[Extracted data entries]
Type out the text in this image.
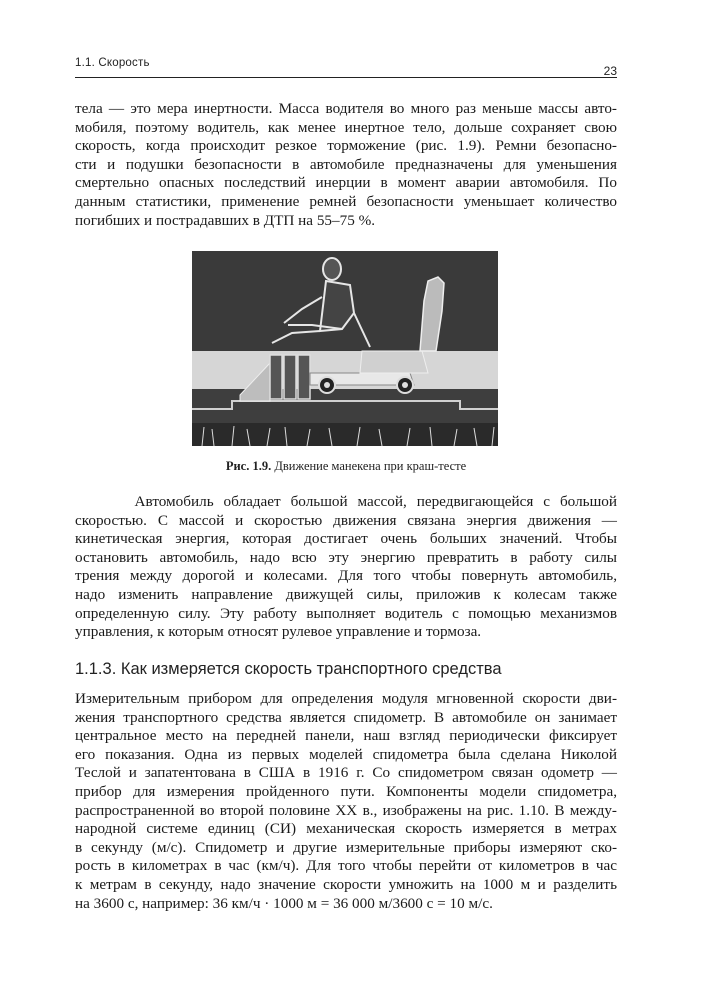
1.1. Скорость
23
тела — это мера инертности. Масса водителя во много раз меньше массы авто-
мобиля, поэтому водитель, как менее инертное тело, дольше сохраняет свою
скорость, когда происходит резкое торможение (рис. 1.9). Ремни безопасно-
сти и подушки безопасности в автомобиле предназначены для уменьшения
смертельно опасных последствий инерции в момент аварии автомобиля. По
данным статистики, применение ремней безопасности уменьшает количество
погибших и пострадавших в ДТП на 55–75 %.
Рис. 1.9. Движение манекена при краш-тесте
Автомобиль обладает большой массой, передвигающейся с большой
скоростью. С массой и скоростью движения связана энергия движения —
кинетическая энергия, которая достигает очень больших значений. Чтобы
остановить автомобиль, надо всю эту энергию превратить в работу силы
трения между дорогой и колесами. Для того чтобы повернуть автомобиль,
надо изменить направление движущей силы, приложив к колесам также
определенную силу. Эту работу выполняет водитель с помощью механизмов
управления, к которым относят рулевое управление и тормоза.
1.1.3. Как измеряется скорость транспортного средства
Измерительным прибором для определения модуля мгновенной скорости дви-
жения транспортного средства является спидометр. В автомобиле он занимает
центральное место на передней панели, наш взгляд периодически фиксирует
его показания. Одна из первых моделей спидометра была сделана Николой
Теслой и запатентована в США в 1916 г. Со спидометром связан одометр —
прибор для измерения пройденного пути. Компоненты модели спидометра,
распространенной во второй половине XX в., изображены на рис. 1.10. В между-
народной системе единиц (СИ) механическая скорость измеряется в метрах
в секунду (м/с). Спидометр и другие измерительные приборы измеряют ско-
рость в километрах в час (км/ч). Для того чтобы перейти от километров в час
к метрам в секунду, надо значение скорости умножить на 1000 м и разделить
на 3600 с, например: 36 км/ч · 1000 м = 36 000 м/3600 с = 10 м/с.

STATED TASK: Leave out the pictures and give the listing above again exactly.

SOLUTION TO THIS PROBLEM:
Type out the text in this image.
1.1. Скорость
23
тела — это мера инертности. Масса водителя во много раз меньше массы авто-
мобиля, поэтому водитель, как менее инертное тело, дольше сохраняет свою
скорость, когда происходит резкое торможение (рис. 1.9). Ремни безопасно-
сти и подушки безопасности в автомобиле предназначены для уменьшения
смертельно опасных последствий инерции в момент аварии автомобиля. По
данным статистики, применение ремней безопасности уменьшает количество
погибших и пострадавших в ДТП на 55–75 %.
Рис. 1.9. Движение манекена при краш-тесте
Автомобиль обладает большой массой, передвигающейся с большой
скоростью. С массой и скоростью движения связана энергия движения —
кинетическая энергия, которая достигает очень больших значений. Чтобы
остановить автомобиль, надо всю эту энергию превратить в работу силы
трения между дорогой и колесами. Для того чтобы повернуть автомобиль,
надо изменить направление движущей силы, приложив к колесам также
определенную силу. Эту работу выполняет водитель с помощью механизмов
управления, к которым относят рулевое управление и тормоза.
1.1.3. Как измеряется скорость транспортного средства
Измерительным прибором для определения модуля мгновенной скорости дви-
жения транспортного средства является спидометр. В автомобиле он занимает
центральное место на передней панели, наш взгляд периодически фиксирует
его показания. Одна из первых моделей спидометра была сделана Николой
Теслой и запатентована в США в 1916 г. Со спидометром связан одометр —
прибор для измерения пройденного пути. Компоненты модели спидометра,
распространенной во второй половине XX в., изображены на рис. 1.10. В между-
народной системе единиц (СИ) механическая скорость измеряется в метрах
в секунду (м/с). Спидометр и другие измерительные приборы измеряют ско-
рость в километрах в час (км/ч). Для того чтобы перейти от километров в час
к метрам в секунду, надо значение скорости умножить на 1000 м и разделить
на 3600 с, например: 36 км/ч · 1000 м = 36 000 м/3600 с = 10 м/с.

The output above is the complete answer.